[Begin]
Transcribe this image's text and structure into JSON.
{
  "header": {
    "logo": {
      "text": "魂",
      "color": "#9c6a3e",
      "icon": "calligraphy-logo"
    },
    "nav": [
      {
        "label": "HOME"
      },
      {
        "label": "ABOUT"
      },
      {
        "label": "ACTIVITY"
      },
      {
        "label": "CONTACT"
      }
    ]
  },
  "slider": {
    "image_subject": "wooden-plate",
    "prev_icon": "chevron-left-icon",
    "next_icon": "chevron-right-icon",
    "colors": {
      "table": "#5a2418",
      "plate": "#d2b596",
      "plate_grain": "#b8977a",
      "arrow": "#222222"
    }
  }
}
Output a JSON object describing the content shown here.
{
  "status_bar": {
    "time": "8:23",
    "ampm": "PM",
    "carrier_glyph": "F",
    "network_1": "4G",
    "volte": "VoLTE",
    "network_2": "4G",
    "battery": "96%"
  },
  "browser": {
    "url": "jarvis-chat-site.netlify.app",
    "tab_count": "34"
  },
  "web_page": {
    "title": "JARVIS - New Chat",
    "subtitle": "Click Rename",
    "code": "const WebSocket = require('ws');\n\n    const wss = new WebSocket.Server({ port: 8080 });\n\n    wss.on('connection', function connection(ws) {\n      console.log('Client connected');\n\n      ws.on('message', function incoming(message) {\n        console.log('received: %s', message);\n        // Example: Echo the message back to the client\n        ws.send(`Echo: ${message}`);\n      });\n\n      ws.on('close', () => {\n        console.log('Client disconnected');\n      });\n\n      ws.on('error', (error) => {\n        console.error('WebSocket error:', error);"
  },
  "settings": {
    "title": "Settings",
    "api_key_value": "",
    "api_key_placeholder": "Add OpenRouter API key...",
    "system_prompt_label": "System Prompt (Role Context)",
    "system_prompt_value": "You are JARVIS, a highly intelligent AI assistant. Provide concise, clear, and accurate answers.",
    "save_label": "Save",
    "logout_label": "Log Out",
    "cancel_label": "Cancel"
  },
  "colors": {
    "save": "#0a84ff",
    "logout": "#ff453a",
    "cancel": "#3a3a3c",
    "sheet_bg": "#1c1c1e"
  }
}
[End]
▶ Aim
In the entries above, take the line containing "Output a JSON" and each later line through the last, and repeat them exactly. Output nothing else.

▶ Complete output
Output a JSON object describing the content shown here.
{
  "status_bar": {
    "time": "8:23",
    "ampm": "PM",
    "carrier_glyph": "F",
    "network_1": "4G",
    "volte": "VoLTE",
    "network_2": "4G",
    "battery": "96%"
  },
  "browser": {
    "url": "jarvis-chat-site.netlify.app",
    "tab_count": "34"
  },
  "web_page": {
    "title": "JARVIS - New Chat",
    "subtitle": "Click Rename",
    "code": "const WebSocket = require('ws');\n\n    const wss = new WebSocket.Server({ port: 8080 });\n\n    wss.on('connection', function connection(ws) {\n      console.log('Client connected');\n\n      ws.on('message', function incoming(message) {\n        console.log('received: %s', message);\n        // Example: Echo the message back to the client\n        ws.send(`Echo: ${message}`);\n      });\n\n      ws.on('close', () => {\n        console.log('Client disconnected');\n      });\n\n      ws.on('error', (error) => {\n        console.error('WebSocket error:', error);"
  },
  "settings": {
    "title": "Settings",
    "api_key_value": "",
    "api_key_placeholder": "Add OpenRouter API key...",
    "system_prompt_label": "System Prompt (Role Context)",
    "system_prompt_value": "You are JARVIS, a highly intelligent AI assistant. Provide concise, clear, and accurate answers.",
    "save_label": "Save",
    "logout_label": "Log Out",
    "cancel_label": "Cancel"
  },
  "colors": {
    "save": "#0a84ff",
    "logout": "#ff453a",
    "cancel": "#3a3a3c",
    "sheet_bg": "#1c1c1e"
  }
}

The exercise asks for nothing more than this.